Lines of data:

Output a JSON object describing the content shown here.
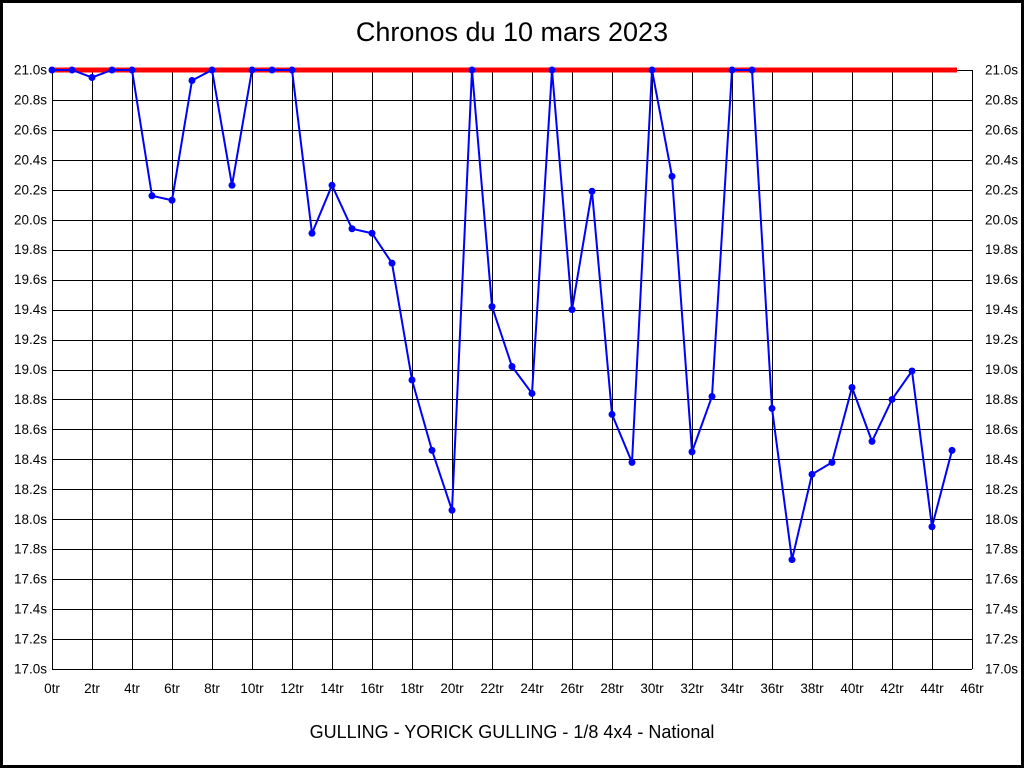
{
  "header": {
    "title": "Chronos du 10 mars 2023"
  },
  "footer": {
    "caption": "GULLING - YORICK GULLING - 1/8 4x4 - National"
  },
  "chart_data": {
    "type": "line",
    "title": "Chronos du 10 mars 2023",
    "subtitle_bottom": "GULLING - YORICK GULLING - 1/8 4x4 - National",
    "xlabel": "",
    "ylabel": "",
    "x_unit": "tr",
    "y_unit": "s",
    "xlim": [
      0,
      46
    ],
    "ylim": [
      17.0,
      21.0
    ],
    "grid": true,
    "legend_position": "none",
    "x_ticks": [
      "0tr",
      "2tr",
      "4tr",
      "6tr",
      "8tr",
      "10tr",
      "12tr",
      "14tr",
      "16tr",
      "18tr",
      "20tr",
      "22tr",
      "24tr",
      "26tr",
      "28tr",
      "30tr",
      "32tr",
      "34tr",
      "36tr",
      "38tr",
      "40tr",
      "42tr",
      "44tr",
      "46tr"
    ],
    "y_ticks_left": [
      "21.0s",
      "20.8s",
      "20.6s",
      "20.4s",
      "20.2s",
      "20.0s",
      "19.8s",
      "19.6s",
      "19.4s",
      "19.2s",
      "19.0s",
      "18.8s",
      "18.6s",
      "18.4s",
      "18.2s",
      "18.0s",
      "17.8s",
      "17.6s",
      "17.4s",
      "17.2s",
      "17.0s"
    ],
    "y_ticks_right": [
      "21.0s",
      "20.8s",
      "20.6s",
      "20.4s",
      "20.2s",
      "20.0s",
      "19.8s",
      "19.6s",
      "19.4s",
      "19.2s",
      "19.0s",
      "18.8s",
      "18.6s",
      "18.4s",
      "18.2s",
      "18.0s",
      "17.8s",
      "17.6s",
      "17.4s",
      "17.2s",
      "17.0s"
    ],
    "colors": {
      "series": "#0000ff",
      "reference": "#ff0000",
      "grid": "#000000",
      "text": "#000000",
      "background": "#ffffff"
    },
    "reference_line": {
      "name": "max-time-21s",
      "value": 21.0,
      "x_start": 0,
      "x_end": 45
    },
    "series": [
      {
        "name": "lap-times",
        "x": [
          0,
          1,
          2,
          3,
          4,
          5,
          6,
          7,
          8,
          9,
          10,
          11,
          12,
          13,
          14,
          15,
          16,
          17,
          18,
          19,
          20,
          21,
          22,
          23,
          24,
          25,
          26,
          27,
          28,
          29,
          30,
          31,
          32,
          33,
          34,
          35,
          36,
          37,
          38,
          39,
          40,
          41,
          42,
          43,
          44,
          45
        ],
        "y": [
          21.0,
          21.0,
          20.95,
          21.0,
          21.0,
          20.16,
          20.13,
          20.93,
          21.0,
          20.23,
          21.0,
          21.0,
          21.0,
          19.91,
          20.23,
          19.94,
          19.91,
          19.71,
          18.93,
          18.46,
          18.06,
          21.0,
          19.42,
          19.02,
          18.84,
          21.0,
          19.4,
          20.19,
          18.7,
          18.38,
          21.0,
          20.29,
          18.45,
          18.82,
          21.0,
          21.0,
          18.74,
          17.73,
          18.3,
          18.38,
          18.88,
          18.52,
          18.8,
          18.99,
          17.95,
          18.46
        ]
      }
    ]
  }
}
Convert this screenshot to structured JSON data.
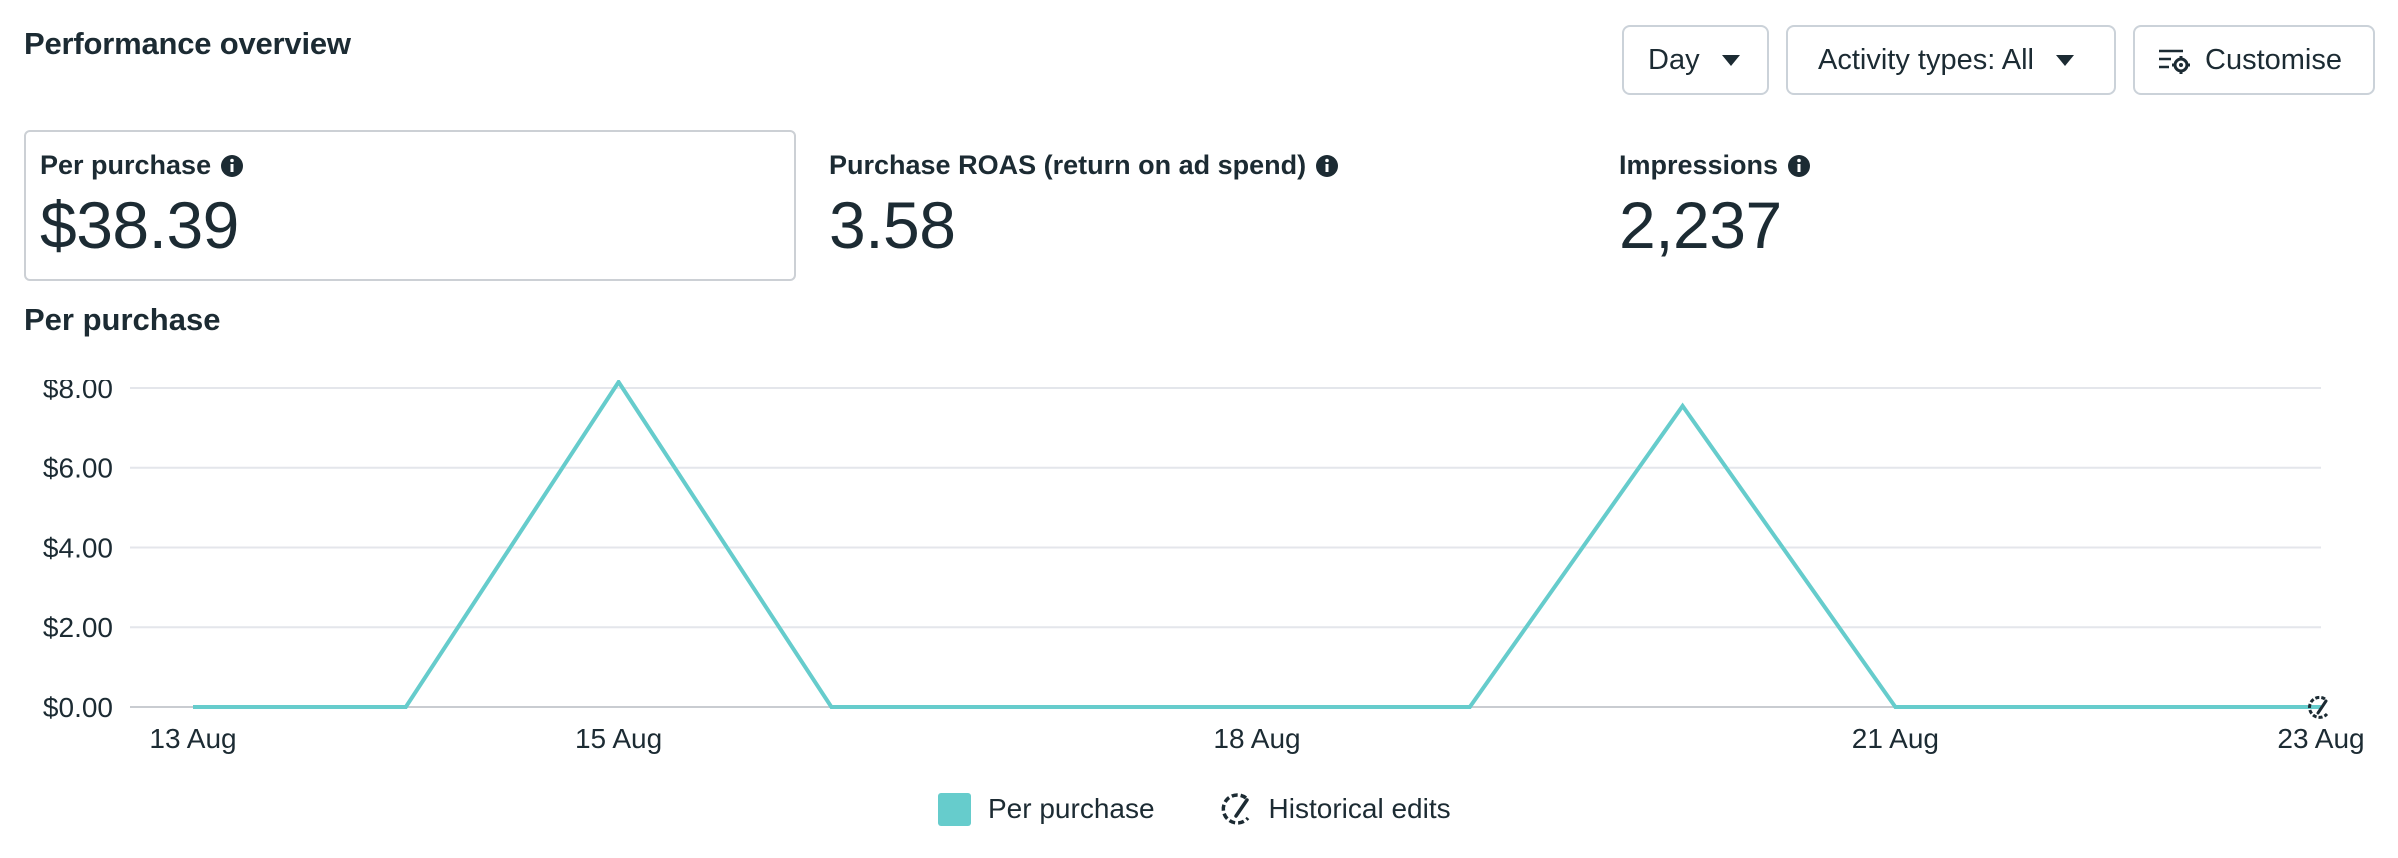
{
  "header": {
    "title": "Performance overview"
  },
  "controls": {
    "day_label": "Day",
    "activity_label": "Activity types: All",
    "customise_label": "Customise"
  },
  "metrics": [
    {
      "label": "Per purchase",
      "value": "$38.39"
    },
    {
      "label": "Purchase ROAS (return on ad spend)",
      "value": "3.58"
    },
    {
      "label": "Impressions",
      "value": "2,237"
    }
  ],
  "colors": {
    "series": "#66cccc",
    "text": "#1c2b33",
    "grid": "#e4e6eb"
  },
  "icons": {
    "info": "info-icon",
    "customise": "settings-list-icon",
    "historical": "historical-edits-icon"
  },
  "chart_data": {
    "type": "line",
    "title": "Per purchase",
    "x": [
      "13 Aug",
      "14 Aug",
      "15 Aug",
      "16 Aug",
      "17 Aug",
      "18 Aug",
      "19 Aug",
      "20 Aug",
      "21 Aug",
      "22 Aug",
      "23 Aug"
    ],
    "x_tick_labels": [
      "13 Aug",
      "15 Aug",
      "18 Aug",
      "21 Aug",
      "23 Aug"
    ],
    "y_tick_labels": [
      "$0.00",
      "$2.00",
      "$4.00",
      "$6.00",
      "$8.00"
    ],
    "ylim": [
      0,
      8.2
    ],
    "grid": true,
    "series": [
      {
        "name": "Per purchase",
        "values": [
          0,
          0,
          8.15,
          0,
          0,
          0,
          0,
          7.55,
          0,
          0,
          0
        ]
      }
    ],
    "legend": [
      "Per purchase",
      "Historical edits"
    ],
    "legend_position": "bottom"
  }
}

Given exercise —
Using the data above, print every line exactly, omitting pictures.

Answer in full —
Output a JSON object describing the content shown here.
{
  "header": {
    "title": "Chronos du 10 mars 2023"
  },
  "footer": {
    "caption": "GULLING - YORICK GULLING - 1/8 4x4 - National"
  },
  "chart_data": {
    "type": "line",
    "title": "Chronos du 10 mars 2023",
    "subtitle_bottom": "GULLING - YORICK GULLING - 1/8 4x4 - National",
    "xlabel": "",
    "ylabel": "",
    "x_unit": "tr",
    "y_unit": "s",
    "xlim": [
      0,
      46
    ],
    "ylim": [
      17.0,
      21.0
    ],
    "grid": true,
    "legend_position": "none",
    "x_ticks": [
      "0tr",
      "2tr",
      "4tr",
      "6tr",
      "8tr",
      "10tr",
      "12tr",
      "14tr",
      "16tr",
      "18tr",
      "20tr",
      "22tr",
      "24tr",
      "26tr",
      "28tr",
      "30tr",
      "32tr",
      "34tr",
      "36tr",
      "38tr",
      "40tr",
      "42tr",
      "44tr",
      "46tr"
    ],
    "y_ticks_left": [
      "21.0s",
      "20.8s",
      "20.6s",
      "20.4s",
      "20.2s",
      "20.0s",
      "19.8s",
      "19.6s",
      "19.4s",
      "19.2s",
      "19.0s",
      "18.8s",
      "18.6s",
      "18.4s",
      "18.2s",
      "18.0s",
      "17.8s",
      "17.6s",
      "17.4s",
      "17.2s",
      "17.0s"
    ],
    "y_ticks_right": [
      "21.0s",
      "20.8s",
      "20.6s",
      "20.4s",
      "20.2s",
      "20.0s",
      "19.8s",
      "19.6s",
      "19.4s",
      "19.2s",
      "19.0s",
      "18.8s",
      "18.6s",
      "18.4s",
      "18.2s",
      "18.0s",
      "17.8s",
      "17.6s",
      "17.4s",
      "17.2s",
      "17.0s"
    ],
    "colors": {
      "series": "#0000ff",
      "reference": "#ff0000",
      "grid": "#000000",
      "text": "#000000",
      "background": "#ffffff"
    },
    "reference_line": {
      "name": "max-time-21s",
      "value": 21.0,
      "x_start": 0,
      "x_end": 45
    },
    "series": [
      {
        "name": "lap-times",
        "x": [
          0,
          1,
          2,
          3,
          4,
          5,
          6,
          7,
          8,
          9,
          10,
          11,
          12,
          13,
          14,
          15,
          16,
          17,
          18,
          19,
          20,
          21,
          22,
          23,
          24,
          25,
          26,
          27,
          28,
          29,
          30,
          31,
          32,
          33,
          34,
          35,
          36,
          37,
          38,
          39,
          40,
          41,
          42,
          43,
          44,
          45
        ],
        "y": [
          21.0,
          21.0,
          20.95,
          21.0,
          21.0,
          20.16,
          20.13,
          20.93,
          21.0,
          20.23,
          21.0,
          21.0,
          21.0,
          19.91,
          20.23,
          19.94,
          19.91,
          19.71,
          18.93,
          18.46,
          18.06,
          21.0,
          19.42,
          19.02,
          18.84,
          21.0,
          19.4,
          20.19,
          18.7,
          18.38,
          21.0,
          20.29,
          18.45,
          18.82,
          21.0,
          21.0,
          18.74,
          17.73,
          18.3,
          18.38,
          18.88,
          18.52,
          18.8,
          18.99,
          17.95,
          18.46
        ]
      }
    ]
  }
}
Convert this screenshot to structured JSON data.
{
  "header": {
    "title": "Performance overview"
  },
  "controls": {
    "day_label": "Day",
    "activity_label": "Activity types: All",
    "customise_label": "Customise"
  },
  "metrics": [
    {
      "label": "Per purchase",
      "value": "$38.39"
    },
    {
      "label": "Purchase ROAS (return on ad spend)",
      "value": "3.58"
    },
    {
      "label": "Impressions",
      "value": "2,237"
    }
  ],
  "colors": {
    "series": "#66cccc",
    "text": "#1c2b33",
    "grid": "#e4e6eb"
  },
  "icons": {
    "info": "info-icon",
    "customise": "settings-list-icon",
    "historical": "historical-edits-icon"
  },
  "chart_data": {
    "type": "line",
    "title": "Per purchase",
    "x": [
      "13 Aug",
      "14 Aug",
      "15 Aug",
      "16 Aug",
      "17 Aug",
      "18 Aug",
      "19 Aug",
      "20 Aug",
      "21 Aug",
      "22 Aug",
      "23 Aug"
    ],
    "x_tick_labels": [
      "13 Aug",
      "15 Aug",
      "18 Aug",
      "21 Aug",
      "23 Aug"
    ],
    "y_tick_labels": [
      "$0.00",
      "$2.00",
      "$4.00",
      "$6.00",
      "$8.00"
    ],
    "ylim": [
      0,
      8.2
    ],
    "grid": true,
    "series": [
      {
        "name": "Per purchase",
        "values": [
          0,
          0,
          8.15,
          0,
          0,
          0,
          0,
          7.55,
          0,
          0,
          0
        ]
      }
    ],
    "legend": [
      "Per purchase",
      "Historical edits"
    ],
    "legend_position": "bottom"
  }
}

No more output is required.